The preliminary final EIS also makes significant changes to the project design and impacts without affording the public the opportunity to comment. For example, the preliminary final EIS uses new groundwater hydrology modeling, air quality modeling, and fugitive dust modeling. It increases the miles of impacted streams by 25 miles; the Pebble Mine will now destroy over 100 miles of streams! And it includes new management plans—including a woefully inadequate compensatory mitigation plan that would allow the Pebble Mine to destroy thousands of acres of wetlands in exchange for upgrading three village sewage treatment plants, installing culverts, and cleaning up a beach.

Yet the Army Corps’ is not allowing the public an opportunity to review and comment on any of these changes—as required by the National Environmental Policy Act (NEPA). Indeed, the Army Corps’ rush to permitting has created a process that precludes meaningful analysis and participation. The project description has changed four times since Pebble’s initial application in December 2017. And since the draft EIS, the Army Corps has allowed the Pebble Partnership to submit responses to more than 150 new Requests for Information (RFIs) containing new data, plans, modeling, and analysis—without providing the public an opportunity to review and comment.

Despite this deluge of last-minute information, this preliminary final EIS is just as bad as the draft EIS.

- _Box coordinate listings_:
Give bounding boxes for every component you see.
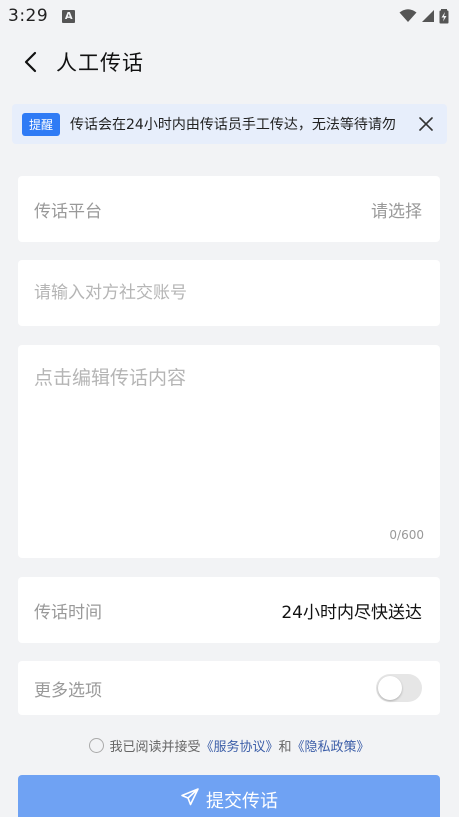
agreement-prefix: 我已阅读并接受 — [109, 739, 201, 755]
notice-tag: 提醒 — [22, 112, 61, 136]
notice-close-button[interactable] — [409, 107, 443, 141]
delivery-time-label: 传话时间 — [34, 602, 102, 623]
account-input[interactable] — [34, 260, 422, 326]
submit-label: 提交传话 — [206, 791, 278, 812]
submit-button[interactable]: 提交传话 — [18, 775, 440, 817]
platform-label: 传话平台 — [34, 201, 102, 222]
app-header: 人工传话 — [0, 40, 459, 84]
agreement-radio[interactable] — [89, 737, 105, 753]
wifi-icon — [399, 9, 417, 22]
delivery-time-value: 24小时内尽快送达 — [281, 602, 422, 623]
page-title: 人工传话 — [56, 51, 144, 75]
content-card: 0/600 — [18, 345, 440, 558]
content-textarea[interactable] — [34, 363, 424, 523]
more-options-label: 更多选项 — [34, 680, 102, 701]
status-bar: 3:29 A — [0, 0, 459, 32]
notice-text: 传话会在24小时内由传话员手工传达，无法等待请勿下单 — [70, 117, 397, 133]
status-time: 3:29 — [8, 6, 49, 26]
chevron-left-icon — [24, 51, 37, 73]
close-icon — [419, 117, 433, 131]
notification-a-icon: A — [62, 9, 76, 23]
agreement-and: 和 — [278, 739, 292, 755]
agreement-row: 我已阅读并接受 《服务协议》 和 《隐私政策》 — [0, 735, 459, 755]
notice-banner: 提醒 传话会在24小时内由传话员手工传达，无法等待请勿下单 — [12, 104, 447, 144]
account-field-card — [18, 260, 440, 326]
platform-select[interactable]: 传话平台 请选择 — [18, 176, 440, 242]
toggle-knob — [378, 676, 402, 700]
back-button[interactable] — [10, 42, 50, 82]
service-agreement-link[interactable]: 《服务协议》 — [200, 736, 278, 755]
cellular-signal-icon — [422, 10, 434, 22]
platform-value: 请选择 — [371, 201, 422, 222]
privacy-policy-link[interactable]: 《隐私政策》 — [292, 736, 370, 755]
battery-charging-icon — [439, 9, 449, 24]
send-icon — [180, 787, 200, 807]
status-icons — [399, 8, 449, 24]
delivery-time-row[interactable]: 传话时间 24小时内尽快送达 — [18, 577, 440, 643]
more-options-toggle[interactable] — [376, 674, 422, 702]
char-counter: 0/600 — [389, 528, 424, 542]
more-options-row: 更多选项 — [18, 661, 440, 715]
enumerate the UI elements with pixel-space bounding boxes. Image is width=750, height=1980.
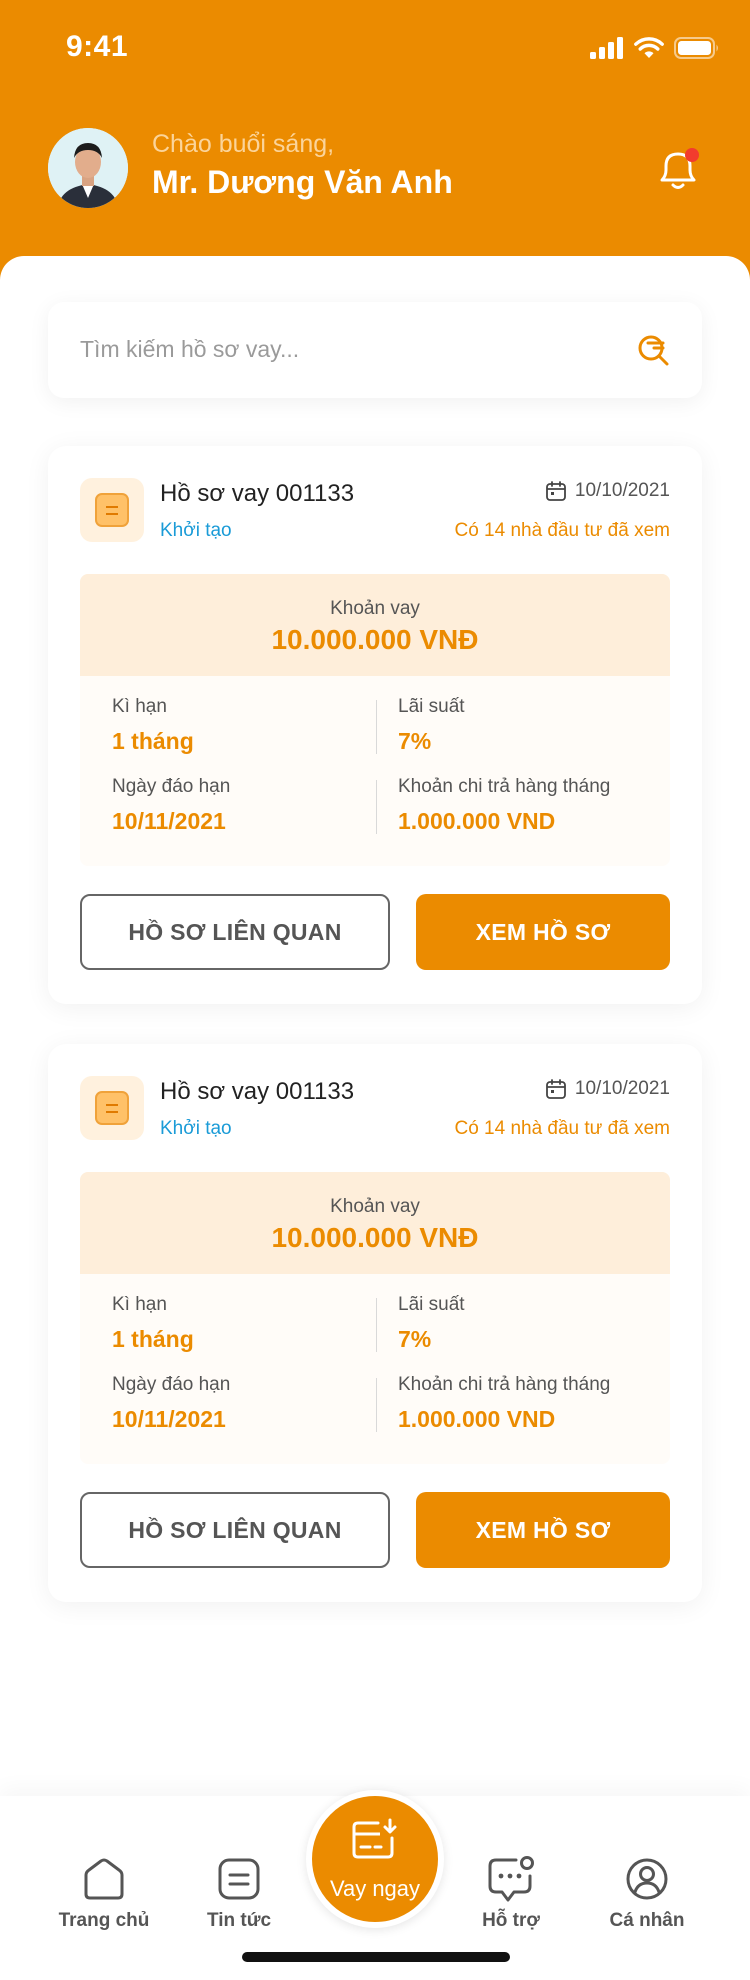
rate-label: Lãi suất [398, 696, 465, 717]
tab-label: Trang chủ [58, 1910, 150, 1931]
search-icon[interactable] [636, 332, 672, 368]
tab-profile[interactable]: Cá nhân [582, 1856, 712, 1956]
maturity-label: Ngày đáo hạn [112, 1374, 231, 1395]
tab-home[interactable]: Trang chủ [39, 1856, 169, 1956]
card-date-value: 10/10/2021 [574, 1078, 670, 1099]
card-status: Khởi tạo [160, 1118, 232, 1139]
signal-icon [590, 37, 623, 59]
divider [376, 1298, 377, 1352]
status-bar: 9:41 [0, 0, 750, 96]
status-time: 9:41 [66, 30, 129, 63]
card-title: Hồ sơ vay 001133 [160, 480, 355, 507]
term-value: 1 tháng [112, 1326, 194, 1352]
monthly-payment-label: Khoản chi trả hàng tháng [398, 1374, 611, 1395]
status-icons [590, 34, 720, 62]
view-file-button[interactable]: XEM HỒ SƠ [416, 894, 670, 970]
rate-value: 7% [398, 728, 432, 754]
borrow-now-button[interactable]: Vay ngay [306, 1790, 444, 1928]
loan-amount-header: Khoản vay 10.000.000 VNĐ [80, 574, 670, 676]
related-files-button[interactable]: HỒ SƠ LIÊN QUAN [80, 894, 390, 970]
related-files-button[interactable]: HỒ SƠ LIÊN QUAN [80, 1492, 390, 1568]
card-status: Khởi tạo [160, 520, 232, 541]
chat-icon [488, 1856, 534, 1902]
card-viewers: Có 14 nhà đầu tư đã xem [454, 520, 670, 541]
calendar-icon [546, 1079, 566, 1099]
card-viewers: Có 14 nhà đầu tư đã xem [454, 1118, 670, 1139]
document-icon [80, 1076, 144, 1140]
monthly-payment-value: 1.000.000 VND [398, 808, 556, 834]
notification-dot [685, 148, 699, 162]
loan-details: Khoản vay 10.000.000 VNĐ Kì hạn 1 tháng … [80, 1172, 670, 1464]
tab-label: Hỗ trợ [482, 1910, 540, 1931]
home-indicator [242, 1952, 510, 1962]
loan-label: Khoản vay [330, 1196, 420, 1217]
monthly-payment-label: Khoản chi trả hàng tháng [398, 776, 611, 797]
document-icon [80, 478, 144, 542]
loan-details: Khoản vay 10.000.000 VNĐ Kì hạn 1 tháng … [80, 574, 670, 866]
user-icon [626, 1858, 668, 1900]
rate-value: 7% [398, 1326, 432, 1352]
bell-icon [660, 148, 699, 189]
news-icon [218, 1858, 260, 1900]
card-date-value: 10/10/2021 [574, 480, 670, 501]
wifi-icon [634, 37, 664, 58]
loan-icon [352, 1818, 397, 1859]
search-input[interactable]: Tìm kiếm hồ sơ vay... [80, 336, 299, 363]
loan-card[interactable]: Hồ sơ vay 001133 Khởi tạo 10/10/2021 Có … [48, 1044, 702, 1602]
tab-label: Cá nhân [609, 1910, 685, 1931]
maturity-value: 10/11/2021 [112, 1406, 226, 1432]
notification-button[interactable] [652, 144, 704, 196]
maturity-value: 10/11/2021 [112, 808, 226, 834]
card-date: 10/10/2021 [545, 1078, 670, 1100]
battery-icon [674, 37, 718, 59]
search-bar[interactable]: Tìm kiếm hồ sơ vay... [48, 302, 702, 398]
monthly-payment-value: 1.000.000 VND [398, 1406, 556, 1432]
term-value: 1 tháng [112, 728, 194, 754]
card-title: Hồ sơ vay 001133 [160, 1078, 355, 1105]
term-label: Kì hạn [112, 696, 167, 717]
tab-label: Tin tức [206, 1910, 272, 1931]
home-icon [84, 1858, 124, 1900]
avatar[interactable] [48, 128, 128, 208]
divider [376, 1378, 377, 1432]
borrow-now-label: Vay ngay [329, 1876, 421, 1901]
tab-support[interactable]: Hỗ trợ [446, 1856, 576, 1956]
greeting-text: Chào buổi sáng, [152, 130, 335, 158]
rate-label: Lãi suất [398, 1294, 465, 1315]
user-name: Mr. Dương Văn Anh [152, 164, 453, 200]
loan-card[interactable]: Hồ sơ vay 001133 Khởi tạo 10/10/2021 Có … [48, 446, 702, 1004]
loan-label: Khoản vay [330, 598, 420, 619]
loan-amount-header: Khoản vay 10.000.000 VNĐ [80, 1172, 670, 1274]
divider [376, 780, 377, 834]
tab-news[interactable]: Tin tức [174, 1856, 304, 1956]
term-label: Kì hạn [112, 1294, 167, 1315]
card-date: 10/10/2021 [545, 480, 670, 502]
divider [376, 700, 377, 754]
loan-amount: 10.000.000 VNĐ [271, 624, 479, 655]
header: 9:41 Chào buổi sáng, Mr. Dương Văn Anh [0, 0, 750, 300]
calendar-icon [546, 481, 566, 501]
maturity-label: Ngày đáo hạn [112, 776, 231, 797]
view-file-button[interactable]: XEM HỒ SƠ [416, 1492, 670, 1568]
loan-amount: 10.000.000 VNĐ [271, 1222, 479, 1253]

- _Written instruction A_: According to the Pebble Mine excerpt, how many times has the project description changed since Pebble's initial application?
- _Written instruction B_: Continue the Pebble Mine environmental review passage, starting after its final sentence.

- _Response A_: Four times since December 2017.

- _Response B_:
The draft EIS was so far off that other Trump administration agencies pointed out its flaws. The Interior Department derided the Corps’ review as “so inadequate that it precludes meaningful analysis.”  The National Marine Fisheries Service lambasted it as “limited, sparse” and “lack[ing] scientific rigor.”  The Environmental Protection Agency noted the Corps’ failure to evaluate the impacts of a potential mine tailings dam failure and recommended that the Corps develop a failure scenario. EPA further concluded that “Pebble may have substantial and unacceptable effects” on fisheries in Bristol Bay. The U.S. Fish and Wildlife Service warned that the Pebble Mine “will have significant adverse impacts on important, fish, wildlife, and aquatic habitats” and recommended the Army Corps deny the permit.

Based on all of this outcry by federal agencies, Bristol Bay Tribes, dozens of independent scientists, and other stakeholders, Congress sounded the alarm.

The U.S. House of Representatives  passed an appropriations package last June that included an amendment to restrict FY 20 funding for the Army Corps to finalize the Pebble Mine EIS. The U.S. Senate included report language authored by Alaska Senator Lisa Murkowski highlighting the concerns voiced by tribes and cooperating federal agencies that the Army Corps’ draft EIS is “inadequate and does not meet the Army Corps’ obligations to thoroughly evaluate the potential impacts of the proposed project.” 

The Committee shares the agencies’ concerns that the DEIS lacks certain critical information about the proposed project and related mitigation and therefore likely underestimates its potential risks and impacts. Sound science must guide Federal decisionmaking and all gaps and deficiencies identified in comments from Federal agencies and other stakeholders, including Alaska Natives, must be fully addressed even if that requires additional scientific study, data collection and more comprehensive analysis of the project’s potential impacts. (emphasis added)

Last year’s final budget bill included this report language. With it, Congress gave the Army Corps a clear and bipartisan directive: to “fully address” “all gaps and deficiencies” in the draft EIS identified by stakeholders.

The Army Corps’ preliminary final EIS fails to do so.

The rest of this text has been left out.